Exercise instructions — Output each entry that follows exactly. Images stay out.
── Dataset entries
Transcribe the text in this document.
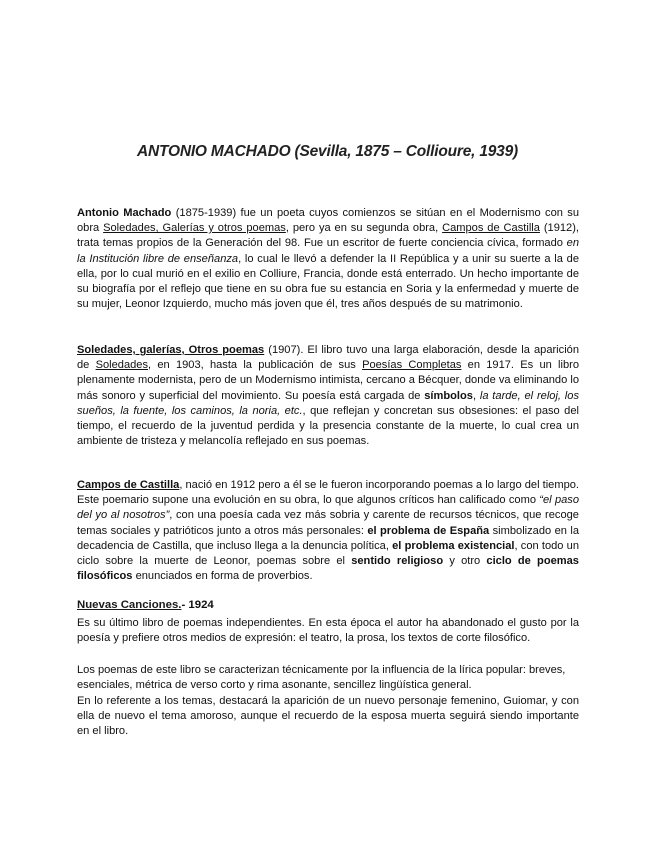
ANTONIO MACHADO (Sevilla, 1875 – Collioure, 1939)

Antonio Machado (1875-1939) fue un poeta cuyos comienzos se sitúan en el Modernismo con su obra Soledades, Galerías y otros poemas, pero ya en su segunda obra, Campos de Castilla (1912), trata temas propios de la Generación del 98. Fue un escritor de fuerte conciencia cívica, formado en la Institución libre de enseñanza, lo cual le llevó a defender la II República y a unir su suerte a la de ella, por lo cual murió en el exilio en Colliure, Francia, donde está enterrado. Un hecho importante de su biografía por el reflejo que tiene en su obra fue su estancia en Soria y la enfermedad y muerte de su mujer, Leonor Izquierdo, mucho más joven que él, tres años después de su matrimonio.

Soledades, galerías, Otros poemas (1907). El libro tuvo una larga elaboración, desde la aparición de Soledades, en 1903, hasta la publicación de sus Poesías Completas en 1917. Es un libro plenamente modernista, pero de un Modernismo intimista, cercano a Bécquer, donde va eliminando lo más sonoro y superficial del movimiento. Su poesía está cargada de símbolos, la tarde, el reloj, los sueños, la fuente, los caminos, la noria, etc., que reflejan y concretan sus obsesiones: el paso del tiempo, el recuerdo de la juventud perdida y la presencia constante de la muerte, lo cual crea un ambiente de tristeza y melancolía reflejado en sus poemas.

Campos de Castilla, nació en 1912 pero a él se le fueron incorporando poemas a lo largo del tiempo. Este poemario supone una evolución en su obra, lo que algunos críticos han calificado como “el paso del yo al nosotros”, con una poesía cada vez más sobria y carente de recursos técnicos, que recoge temas sociales y patrióticos junto a otros más personales: el problema de España simbolizado en la decadencia de Castilla, que incluso llega a la denuncia política, el problema existencial, con todo un ciclo sobre la muerte de Leonor, poemas sobre el sentido religioso y otro ciclo de poemas filosóficos enunciados en forma de proverbios.

Nuevas Canciones.- 1924

Es su último libro de poemas independientes. En esta época el autor ha abandonado el gusto por la poesía y prefiere otros medios de expresión: el teatro, la prosa, los textos de corte filosófico.

Los poemas de este libro se caracterizan técnicamente por la influencia de la lírica popular: breves, esenciales, métrica de verso corto y rima asonante, sencillez lingüística general.

En lo referente a los temas, destacará la aparición de un nuevo personaje femenino, Guiomar, y con ella de nuevo el tema amoroso, aunque el recuerdo de la esposa muerta seguirá siendo importante en el libro.
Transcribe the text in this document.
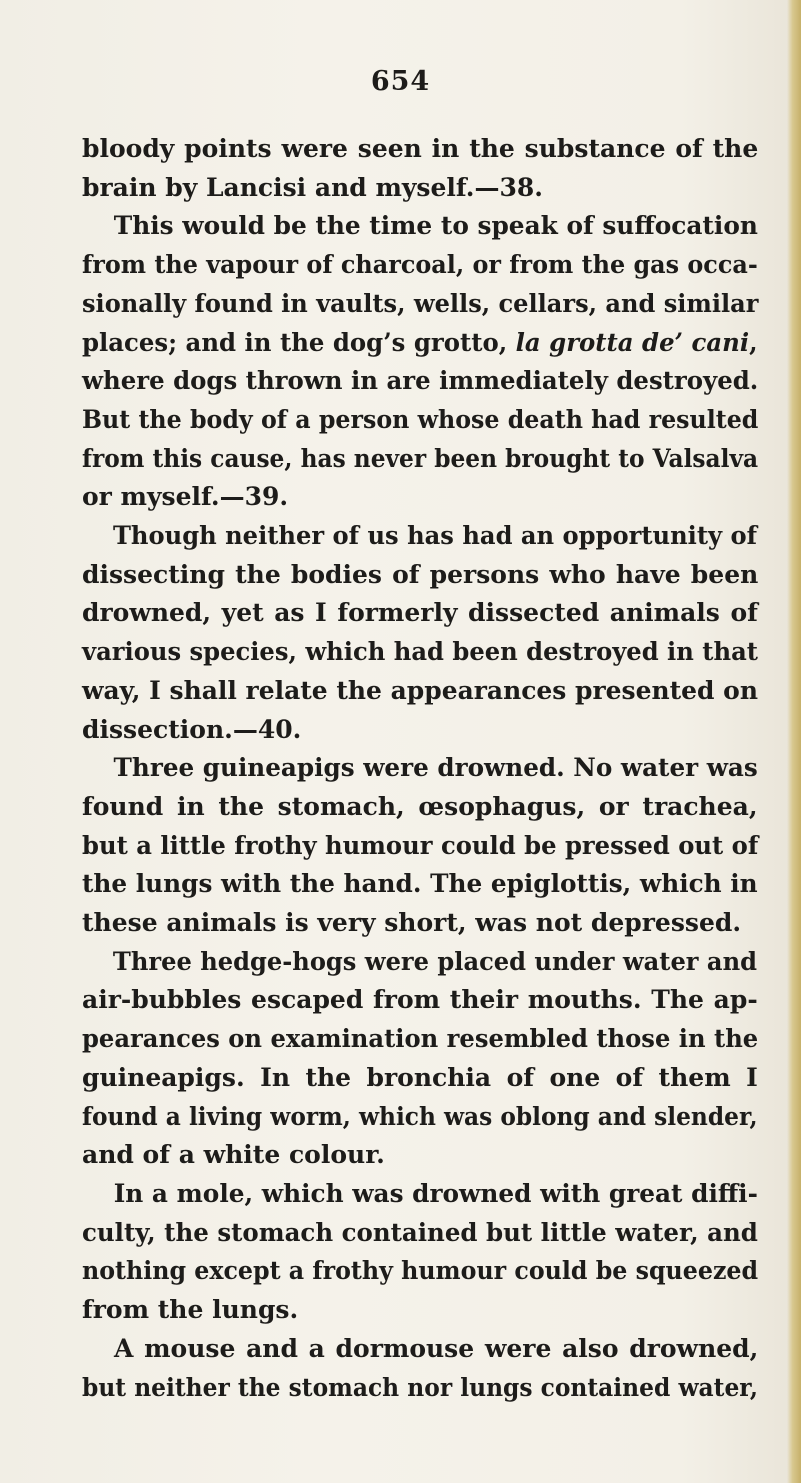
654

bloody points were seen in the substance of the
brain by Lancisi and myself.—38.

This would be the time to speak of suffocation
from the vapour of charcoal, or from the gas occa-
sionally found in vaults, wells, cellars, and similar
places; and in the dog’s grotto, la grotta de’ cani,
where dogs thrown in are immediately destroyed.
But the body of a person whose death had resulted
from this cause, has never been brought to Valsalva
or myself.—39.

Though neither of us has had an opportunity of
dissecting the bodies of persons who have been
drowned, yet as I formerly dissected animals of
various species, which had been destroyed in that
way, I shall relate the appearances presented on
dissection.—40.

Three guineapigs were drowned. No water was
found in the stomach, œsophagus, or trachea,
but a little frothy humour could be pressed out of
the lungs with the hand. The epiglottis, which in
these animals is very short, was not depressed.

Three hedge-hogs were placed under water and
air-bubbles escaped from their mouths. The ap-
pearances on examination resembled those in the
guineapigs. In the bronchia of one of them I
found a living worm, which was oblong and slender,
and of a white colour.

In a mole, which was drowned with great diffi-
culty, the stomach contained but little water, and
nothing except a frothy humour could be squeezed
from the lungs.

A mouse and a dormouse were also drowned,
but neither the stomach nor lungs contained water,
────
Response to the exercise —
Transcribe the text in this document.
ANTONIO MACHADO (Sevilla, 1875 – Collioure, 1939)

Antonio Machado (1875-1939) fue un poeta cuyos comienzos se sitúan en el Modernismo con su obra Soledades, Galerías y otros poemas, pero ya en su segunda obra, Campos de Castilla (1912), trata temas propios de la Generación del 98. Fue un escritor de fuerte conciencia cívica, formado en la Institución libre de enseñanza, lo cual le llevó a defender la II República y a unir su suerte a la de ella, por lo cual murió en el exilio en Colliure, Francia, donde está enterrado. Un hecho importante de su biografía por el reflejo que tiene en su obra fue su estancia en Soria y la enfermedad y muerte de su mujer, Leonor Izquierdo, mucho más joven que él, tres años después de su matrimonio.

Soledades, galerías, Otros poemas (1907). El libro tuvo una larga elaboración, desde la aparición de Soledades, en 1903, hasta la publicación de sus Poesías Completas en 1917. Es un libro plenamente modernista, pero de un Modernismo intimista, cercano a Bécquer, donde va eliminando lo más sonoro y superficial del movimiento. Su poesía está cargada de símbolos, la tarde, el reloj, los sueños, la fuente, los caminos, la noria, etc., que reflejan y concretan sus obsesiones: el paso del tiempo, el recuerdo de la juventud perdida y la presencia constante de la muerte, lo cual crea un ambiente de tristeza y melancolía reflejado en sus poemas.

Campos de Castilla, nació en 1912 pero a él se le fueron incorporando poemas a lo largo del tiempo. Este poemario supone una evolución en su obra, lo que algunos críticos han calificado como “el paso del yo al nosotros”, con una poesía cada vez más sobria y carente de recursos técnicos, que recoge temas sociales y patrióticos junto a otros más personales: el problema de España simbolizado en la decadencia de Castilla, que incluso llega a la denuncia política, el problema existencial, con todo un ciclo sobre la muerte de Leonor, poemas sobre el sentido religioso y otro ciclo de poemas filosóficos enunciados en forma de proverbios.

Nuevas Canciones.- 1924

Es su último libro de poemas independientes. En esta época el autor ha abandonado el gusto por la poesía y prefiere otros medios de expresión: el teatro, la prosa, los textos de corte filosófico.

Los poemas de este libro se caracterizan técnicamente por la influencia de la lírica popular: breves, esenciales, métrica de verso corto y rima asonante, sencillez lingüística general.

En lo referente a los temas, destacará la aparición de un nuevo personaje femenino, Guiomar, y con ella de nuevo el tema amoroso, aunque el recuerdo de la esposa muerta seguirá siendo importante en el libro.
Transcribe the text in this document.
654

bloody points were seen in the substance of the
brain by Lancisi and myself.—38.

This would be the time to speak of suffocation
from the vapour of charcoal, or from the gas occa-
sionally found in vaults, wells, cellars, and similar
places; and in the dog’s grotto, la grotta de’ cani,
where dogs thrown in are immediately destroyed.
But the body of a person whose death had resulted
from this cause, has never been brought to Valsalva
or myself.—39.

Though neither of us has had an opportunity of
dissecting the bodies of persons who have been
drowned, yet as I formerly dissected animals of
various species, which had been destroyed in that
way, I shall relate the appearances presented on
dissection.—40.

Three guineapigs were drowned. No water was
found in the stomach, œsophagus, or trachea,
but a little frothy humour could be pressed out of
the lungs with the hand. The epiglottis, which in
these animals is very short, was not depressed.

Three hedge-hogs were placed under water and
air-bubbles escaped from their mouths. The ap-
pearances on examination resembled those in the
guineapigs. In the bronchia of one of them I
found a living worm, which was oblong and slender,
and of a white colour.

In a mole, which was drowned with great diffi-
culty, the stomach contained but little water, and
nothing except a frothy humour could be squeezed
from the lungs.

A mouse and a dormouse were also drowned,
but neither the stomach nor lungs contained water,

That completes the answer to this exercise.